Task to carry out>
Could you resume the forum thread below on finding work in Australia after a visa grant, starting right after its last sentence?

[start Selection]

Yes, I also heard similar story from a person who's been living there for last few years. He got jobless last year and still finding a decent job :/. Job situation is really tough, but still everyone says Australia is a great & a beautiful place to live.


----------



## prodigy+ (Aug 16, 2013)

Hi

Can you please let us know his role and skill set example java developer

Thatway we wwould get betteruunderstanding on which roles are near saturation and which roles are in demand


----------



## Vijay24 (Jun 13, 2013)

Gigio said:


> Thanks for all the information. I would like to know the general trend for job seeking after visa grant: do you move to Australia right after grant or do you prefer to wait and to look for a job while still in your home country? Is there any chance to do at least an interview applying from abroad? Thanks for sharing. We don't know what to do as we are a family with two young children



Aussie recruiters would like to have a candidate in their place for proceeding further on job interviews etc, you will have only 1% of chance to get an interview call or email when you are in your home country. Hardly 3 or 4 people got jobs from their home country in this forum from 2-3 years of my stay in expat forum.


----------



## inder_s1 (Jan 16, 2013)

My 2 cents:



You should be really lucky to get a job sitting your home country.

As stated earlier 98% recruiters are USELESS, apply directly on company sites. 

Family ( Couple with Young Children) are taking a huge risk to come here. Please have al least $10K with you. With shared accommodation ~$180-$260 per week ( I don't prefer this option with family) you can survive for 5-6 months.

[end Selection]
[start Listed entries]

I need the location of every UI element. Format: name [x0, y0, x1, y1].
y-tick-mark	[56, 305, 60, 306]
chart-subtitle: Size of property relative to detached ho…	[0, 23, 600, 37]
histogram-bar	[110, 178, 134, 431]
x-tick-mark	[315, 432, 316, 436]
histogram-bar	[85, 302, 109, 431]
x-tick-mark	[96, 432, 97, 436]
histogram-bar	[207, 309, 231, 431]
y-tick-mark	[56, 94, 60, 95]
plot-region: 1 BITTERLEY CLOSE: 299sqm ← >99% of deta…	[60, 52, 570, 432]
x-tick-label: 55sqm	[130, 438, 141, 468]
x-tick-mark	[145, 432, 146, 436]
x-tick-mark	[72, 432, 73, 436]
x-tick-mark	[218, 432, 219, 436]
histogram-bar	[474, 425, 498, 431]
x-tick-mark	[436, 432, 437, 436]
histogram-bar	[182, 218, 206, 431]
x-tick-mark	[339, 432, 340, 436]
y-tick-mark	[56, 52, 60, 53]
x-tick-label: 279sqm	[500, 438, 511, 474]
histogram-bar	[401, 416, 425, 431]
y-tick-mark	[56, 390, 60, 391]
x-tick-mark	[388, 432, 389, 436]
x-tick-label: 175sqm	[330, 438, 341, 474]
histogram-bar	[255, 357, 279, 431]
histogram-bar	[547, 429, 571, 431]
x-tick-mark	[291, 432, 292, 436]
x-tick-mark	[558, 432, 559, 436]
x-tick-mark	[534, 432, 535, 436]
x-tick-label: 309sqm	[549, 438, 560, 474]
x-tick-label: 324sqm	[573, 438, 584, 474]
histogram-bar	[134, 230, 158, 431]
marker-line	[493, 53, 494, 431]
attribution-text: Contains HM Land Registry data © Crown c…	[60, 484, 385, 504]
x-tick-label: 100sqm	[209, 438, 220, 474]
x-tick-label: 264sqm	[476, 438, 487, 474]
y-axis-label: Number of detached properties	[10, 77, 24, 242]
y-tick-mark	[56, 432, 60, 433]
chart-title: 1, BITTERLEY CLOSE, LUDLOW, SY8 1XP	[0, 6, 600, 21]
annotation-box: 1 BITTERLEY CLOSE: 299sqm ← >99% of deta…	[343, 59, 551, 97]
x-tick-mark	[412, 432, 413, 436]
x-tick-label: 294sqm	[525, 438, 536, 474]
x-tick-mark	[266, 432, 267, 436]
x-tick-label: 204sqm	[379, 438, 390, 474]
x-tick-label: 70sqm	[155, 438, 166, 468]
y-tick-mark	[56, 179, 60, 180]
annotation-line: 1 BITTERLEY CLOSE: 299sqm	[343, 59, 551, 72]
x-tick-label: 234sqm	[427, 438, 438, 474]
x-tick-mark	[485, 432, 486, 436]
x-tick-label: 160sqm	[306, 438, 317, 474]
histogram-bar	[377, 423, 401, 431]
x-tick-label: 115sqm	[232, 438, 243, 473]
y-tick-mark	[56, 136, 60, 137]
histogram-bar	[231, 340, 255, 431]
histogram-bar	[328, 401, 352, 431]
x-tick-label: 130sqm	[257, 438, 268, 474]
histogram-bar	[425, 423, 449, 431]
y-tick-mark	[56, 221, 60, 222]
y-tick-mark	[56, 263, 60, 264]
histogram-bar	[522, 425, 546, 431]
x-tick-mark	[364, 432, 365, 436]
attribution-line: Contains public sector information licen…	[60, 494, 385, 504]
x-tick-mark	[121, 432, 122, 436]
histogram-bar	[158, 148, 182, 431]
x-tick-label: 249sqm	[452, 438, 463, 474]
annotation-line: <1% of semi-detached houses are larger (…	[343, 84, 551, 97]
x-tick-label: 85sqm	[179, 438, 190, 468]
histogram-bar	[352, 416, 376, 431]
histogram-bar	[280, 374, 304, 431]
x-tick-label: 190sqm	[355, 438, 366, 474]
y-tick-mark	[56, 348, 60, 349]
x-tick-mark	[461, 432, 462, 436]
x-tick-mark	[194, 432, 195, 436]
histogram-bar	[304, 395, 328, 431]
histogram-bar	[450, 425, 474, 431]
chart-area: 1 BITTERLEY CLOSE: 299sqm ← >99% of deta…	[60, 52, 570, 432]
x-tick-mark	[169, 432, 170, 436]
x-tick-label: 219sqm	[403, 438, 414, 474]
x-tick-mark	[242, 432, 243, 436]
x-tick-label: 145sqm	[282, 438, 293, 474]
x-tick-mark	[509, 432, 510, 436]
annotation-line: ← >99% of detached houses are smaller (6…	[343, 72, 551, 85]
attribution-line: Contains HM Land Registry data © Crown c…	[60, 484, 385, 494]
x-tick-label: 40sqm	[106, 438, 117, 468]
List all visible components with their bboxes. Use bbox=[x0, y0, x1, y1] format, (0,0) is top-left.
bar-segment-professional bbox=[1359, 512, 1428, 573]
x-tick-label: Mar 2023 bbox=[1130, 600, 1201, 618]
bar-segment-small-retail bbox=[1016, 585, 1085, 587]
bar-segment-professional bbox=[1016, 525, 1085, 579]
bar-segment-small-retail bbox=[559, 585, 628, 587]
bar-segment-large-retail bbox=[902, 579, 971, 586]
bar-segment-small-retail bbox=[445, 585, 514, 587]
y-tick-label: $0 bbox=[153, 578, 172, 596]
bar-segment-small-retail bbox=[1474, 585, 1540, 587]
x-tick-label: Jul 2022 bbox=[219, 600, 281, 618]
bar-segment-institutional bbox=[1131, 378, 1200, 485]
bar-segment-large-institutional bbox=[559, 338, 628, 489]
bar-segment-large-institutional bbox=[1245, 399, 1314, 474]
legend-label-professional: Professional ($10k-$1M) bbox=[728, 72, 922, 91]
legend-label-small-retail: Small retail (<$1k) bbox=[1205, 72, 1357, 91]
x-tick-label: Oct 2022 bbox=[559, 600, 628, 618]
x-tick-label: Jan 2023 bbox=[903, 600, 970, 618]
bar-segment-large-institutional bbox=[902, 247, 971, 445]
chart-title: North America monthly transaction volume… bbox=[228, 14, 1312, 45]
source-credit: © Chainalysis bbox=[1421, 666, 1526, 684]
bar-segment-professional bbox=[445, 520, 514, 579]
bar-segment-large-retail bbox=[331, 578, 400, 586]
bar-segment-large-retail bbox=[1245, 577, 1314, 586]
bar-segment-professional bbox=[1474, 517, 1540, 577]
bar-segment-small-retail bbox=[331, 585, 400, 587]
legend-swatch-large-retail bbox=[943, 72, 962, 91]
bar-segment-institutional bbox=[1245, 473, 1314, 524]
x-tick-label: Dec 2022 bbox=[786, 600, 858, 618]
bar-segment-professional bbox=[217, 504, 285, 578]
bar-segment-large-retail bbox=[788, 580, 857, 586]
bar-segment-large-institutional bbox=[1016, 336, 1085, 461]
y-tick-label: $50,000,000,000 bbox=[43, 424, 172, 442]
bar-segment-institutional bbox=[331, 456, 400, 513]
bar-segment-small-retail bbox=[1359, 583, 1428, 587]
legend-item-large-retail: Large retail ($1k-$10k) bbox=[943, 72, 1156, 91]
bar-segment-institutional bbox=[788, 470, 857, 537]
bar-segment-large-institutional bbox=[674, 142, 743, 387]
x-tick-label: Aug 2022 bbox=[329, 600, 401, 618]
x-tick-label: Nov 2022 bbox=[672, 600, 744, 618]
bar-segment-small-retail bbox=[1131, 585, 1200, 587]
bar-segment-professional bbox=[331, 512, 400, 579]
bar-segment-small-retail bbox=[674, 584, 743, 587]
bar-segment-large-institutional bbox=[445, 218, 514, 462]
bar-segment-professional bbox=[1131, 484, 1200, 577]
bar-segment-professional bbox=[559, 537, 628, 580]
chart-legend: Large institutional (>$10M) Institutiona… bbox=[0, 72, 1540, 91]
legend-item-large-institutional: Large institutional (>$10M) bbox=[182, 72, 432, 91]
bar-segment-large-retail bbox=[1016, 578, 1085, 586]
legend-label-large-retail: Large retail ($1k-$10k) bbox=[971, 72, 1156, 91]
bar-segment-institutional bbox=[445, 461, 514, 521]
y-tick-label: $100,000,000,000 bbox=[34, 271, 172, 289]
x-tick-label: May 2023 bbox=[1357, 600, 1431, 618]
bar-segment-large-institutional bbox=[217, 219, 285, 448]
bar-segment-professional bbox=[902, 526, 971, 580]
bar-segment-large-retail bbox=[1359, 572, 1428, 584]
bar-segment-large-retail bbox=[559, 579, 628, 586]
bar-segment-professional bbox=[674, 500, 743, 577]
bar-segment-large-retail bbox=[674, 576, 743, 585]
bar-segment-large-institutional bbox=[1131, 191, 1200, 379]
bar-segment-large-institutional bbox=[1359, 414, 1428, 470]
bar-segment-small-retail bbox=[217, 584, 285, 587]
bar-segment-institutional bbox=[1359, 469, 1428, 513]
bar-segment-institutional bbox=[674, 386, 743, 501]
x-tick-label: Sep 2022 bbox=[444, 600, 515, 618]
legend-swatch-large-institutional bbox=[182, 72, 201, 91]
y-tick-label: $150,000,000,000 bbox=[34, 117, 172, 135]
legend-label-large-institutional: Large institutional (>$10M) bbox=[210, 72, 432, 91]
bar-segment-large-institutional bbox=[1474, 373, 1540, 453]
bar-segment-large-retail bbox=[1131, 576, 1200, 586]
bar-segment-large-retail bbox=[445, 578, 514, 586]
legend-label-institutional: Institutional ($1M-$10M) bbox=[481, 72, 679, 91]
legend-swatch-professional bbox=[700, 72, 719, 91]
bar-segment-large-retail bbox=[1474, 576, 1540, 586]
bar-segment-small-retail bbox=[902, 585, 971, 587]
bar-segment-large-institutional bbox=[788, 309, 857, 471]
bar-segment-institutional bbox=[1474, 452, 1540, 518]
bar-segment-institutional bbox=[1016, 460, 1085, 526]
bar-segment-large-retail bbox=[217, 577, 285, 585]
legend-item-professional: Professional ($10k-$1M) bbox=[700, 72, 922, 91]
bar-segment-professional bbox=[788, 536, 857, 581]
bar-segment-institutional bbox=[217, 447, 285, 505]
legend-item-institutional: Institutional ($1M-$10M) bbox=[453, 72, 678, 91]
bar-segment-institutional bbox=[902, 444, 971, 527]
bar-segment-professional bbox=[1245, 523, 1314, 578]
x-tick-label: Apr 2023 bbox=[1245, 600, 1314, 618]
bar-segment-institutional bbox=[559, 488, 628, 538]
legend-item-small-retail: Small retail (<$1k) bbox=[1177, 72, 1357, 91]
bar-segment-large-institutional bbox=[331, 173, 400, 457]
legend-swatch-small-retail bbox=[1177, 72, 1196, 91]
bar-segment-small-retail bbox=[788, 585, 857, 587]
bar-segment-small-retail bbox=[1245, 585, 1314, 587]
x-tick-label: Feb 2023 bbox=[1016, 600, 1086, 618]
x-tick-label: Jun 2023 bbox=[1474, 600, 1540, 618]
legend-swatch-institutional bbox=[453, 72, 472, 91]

[end Listed entries]

Expected output>
Kindy cost will be $60 - $260/year. 1st grade $600- $1200/year etc. Depends on the school. Look for rating of the school. Ex: In the first school my daughter went to , most of the kids were bullies, teachers were grumpy and looked down upon outsiders( indirectly) and very negative environment. Moved to a better area, better school, Kids are friendly, Teachers are nice and a very positive environment with lots of activities.

If you are coming with state sponser ship visa (sub class 190), Govt. WILL NOT help you with benefits like payment when unemployed, rent assistance etc. Couple with children can benefit to some extent ..Child care, Family tax benefit etc.



It's a beautiful place means Infrastructure is in place Bus/trains/parks/public schools.

People who get into trouble are people who get drunk, who don't adapt to the culture, which is common anywhere in the world.

PM me for more details.


----------



## dolphin32 (Sep 18, 2014)

Vijay24 said:


> Aussie recruiters would like to have a candidate in their place for proceeding further on job interviews etc, you will have only 1% of chance to get an interview call or email when you are in your home country. Hardly 3 or 4 people got jobs from their home country in this forum from 2-3 years of my stay in expat forum.


I agree, getting even a response while you sit in your home country is close to impossible. Been on that tip gor 3months now. But may you please shed some light on my situation...I was granted a Recognized Graduate Visa ( Subclass 476 ) and plan to move to Aus in January, alone (no family accompanying). I am a civil engineer with just under 2yrs experience. 
Any tips you may have for me would be helpful regarding jobs, state to move to etc (my visa allows me to settle in any state)


----------



## inder_s1 (Jan 16, 2013)

dolphin32 said:


> I agree, getting even a response while you sit in your home country is close to impossible. Been on that tip gor 3months now. But may you please shed some light on my situation...I was granted a Recognized Graduate Visa ( Subclass 476 ) and plan to move to Aus in January, alone (no family accompanying). I am a civil engineer with just under 2yrs experience.
> Any tips you may have for me would be helpful regarding jobs, state to move to etc (my visa allows me to settle in any state)


Go to Melbourne/Sydney/Brisbane , better for jobs than other parts in my opinion.


----------



## Jimmy2014 (Jul 24, 2014)

The job market is Melbourne is not that great either as it used to be. 

There has been huge job losses in manufacturing and some other employers over the last 6 months here.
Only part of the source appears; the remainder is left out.